▶ **WRITTEN TASK**
Pictures do not belong in the copy; transcribe everything else in the records exactly.

▶ **DATA ROWS**

━━━━━━━━━━━━━━━━

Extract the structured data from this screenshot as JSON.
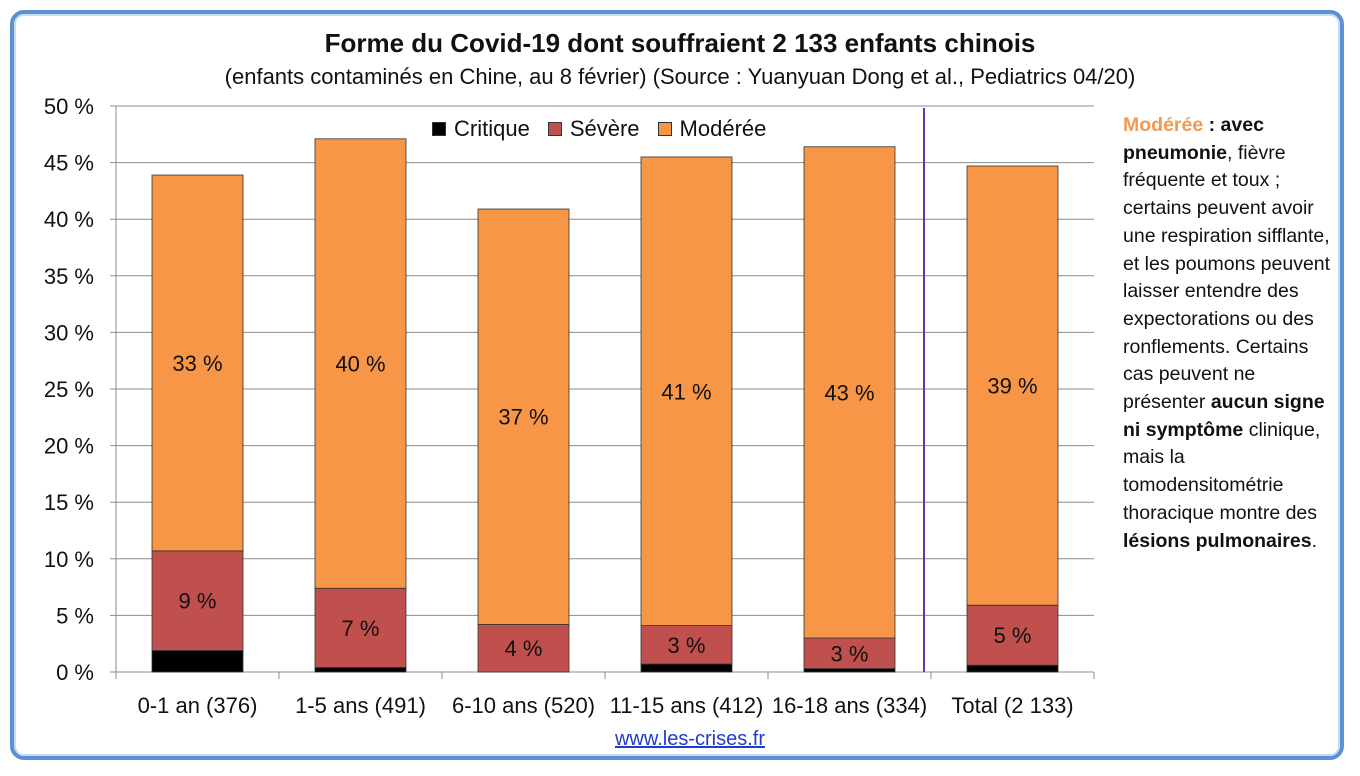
{
  "title": "Forme du Covid-19 dont souffraient 2 133 enfants chinois",
  "subtitle": "(enfants contaminés en Chine, au 8 février) (Source : Yuanyuan Dong et al., Pediatrics 04/20)",
  "source_link": "www.les-crises.fr",
  "side_note": {
    "p1": "Modérée",
    "p2": " : ",
    "p3": "avec pneumonie",
    "p4": ", fièvre fréquente et toux ; certains peuvent avoir une respiration sifflante, et les poumons peuvent laisser entendre des expectorations ou des ronflements. Certains cas peuvent ne présenter ",
    "p5": "aucun signe ni symptôme",
    "p6": " clinique, mais la tomodensitométrie thoracique montre des ",
    "p7": "lésions pulmonaires",
    "p8": "."
  },
  "chart_data": {
    "type": "bar",
    "stacked": true,
    "categories": [
      "0-1 an (376)",
      "1-5 ans (491)",
      "6-10 ans (520)",
      "11-15 ans (412)",
      "16-18 ans (334)",
      "Total (2 133)"
    ],
    "series": [
      {
        "name": "Critique",
        "color": "#000000",
        "values": [
          1.9,
          0.4,
          0.0,
          0.7,
          0.3,
          0.6
        ],
        "labels": [
          "",
          "",
          "",
          "",
          "",
          ""
        ]
      },
      {
        "name": "Sévère",
        "color": "#c0504d",
        "values": [
          8.8,
          7.0,
          4.2,
          3.4,
          2.7,
          5.3
        ],
        "labels": [
          "9 %",
          "7 %",
          "4 %",
          "3 %",
          "3 %",
          "5 %"
        ]
      },
      {
        "name": "Modérée",
        "color": "#f79646",
        "values": [
          33.2,
          39.7,
          36.7,
          41.4,
          43.4,
          38.8
        ],
        "labels": [
          "33 %",
          "40 %",
          "37 %",
          "41 %",
          "43 %",
          "39 %"
        ]
      }
    ],
    "yticks": [
      "0 %",
      "5 %",
      "10 %",
      "15 %",
      "20 %",
      "25 %",
      "30 %",
      "35 %",
      "40 %",
      "45 %",
      "50 %"
    ],
    "ylim": [
      0,
      50
    ],
    "legend_position": "top",
    "separator_before_category": 5,
    "separator_color": "#7030a0"
  }
}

━━━━━━━━━━━━━━━━

▶ **FINAL RESULT**
Extract the structured data from this screenshot as JSON.
{
  "title": "Forme du Covid-19 dont souffraient 2 133 enfants chinois",
  "subtitle": "(enfants contaminés en Chine, au 8 février) (Source : Yuanyuan Dong et al., Pediatrics 04/20)",
  "source_link": "www.les-crises.fr",
  "side_note": {
    "p1": "Modérée",
    "p2": " : ",
    "p3": "avec pneumonie",
    "p4": ", fièvre fréquente et toux ; certains peuvent avoir une respiration sifflante, et les poumons peuvent laisser entendre des expectorations ou des ronflements. Certains cas peuvent ne présenter ",
    "p5": "aucun signe ni symptôme",
    "p6": " clinique, mais la tomodensitométrie thoracique montre des ",
    "p7": "lésions pulmonaires",
    "p8": "."
  },
  "chart_data": {
    "type": "bar",
    "stacked": true,
    "categories": [
      "0-1 an (376)",
      "1-5 ans (491)",
      "6-10 ans (520)",
      "11-15 ans (412)",
      "16-18 ans (334)",
      "Total (2 133)"
    ],
    "series": [
      {
        "name": "Critique",
        "color": "#000000",
        "values": [
          1.9,
          0.4,
          0.0,
          0.7,
          0.3,
          0.6
        ],
        "labels": [
          "",
          "",
          "",
          "",
          "",
          ""
        ]
      },
      {
        "name": "Sévère",
        "color": "#c0504d",
        "values": [
          8.8,
          7.0,
          4.2,
          3.4,
          2.7,
          5.3
        ],
        "labels": [
          "9 %",
          "7 %",
          "4 %",
          "3 %",
          "3 %",
          "5 %"
        ]
      },
      {
        "name": "Modérée",
        "color": "#f79646",
        "values": [
          33.2,
          39.7,
          36.7,
          41.4,
          43.4,
          38.8
        ],
        "labels": [
          "33 %",
          "40 %",
          "37 %",
          "41 %",
          "43 %",
          "39 %"
        ]
      }
    ],
    "yticks": [
      "0 %",
      "5 %",
      "10 %",
      "15 %",
      "20 %",
      "25 %",
      "30 %",
      "35 %",
      "40 %",
      "45 %",
      "50 %"
    ],
    "ylim": [
      0,
      50
    ],
    "legend_position": "top",
    "separator_before_category": 5,
    "separator_color": "#7030a0"
  }
}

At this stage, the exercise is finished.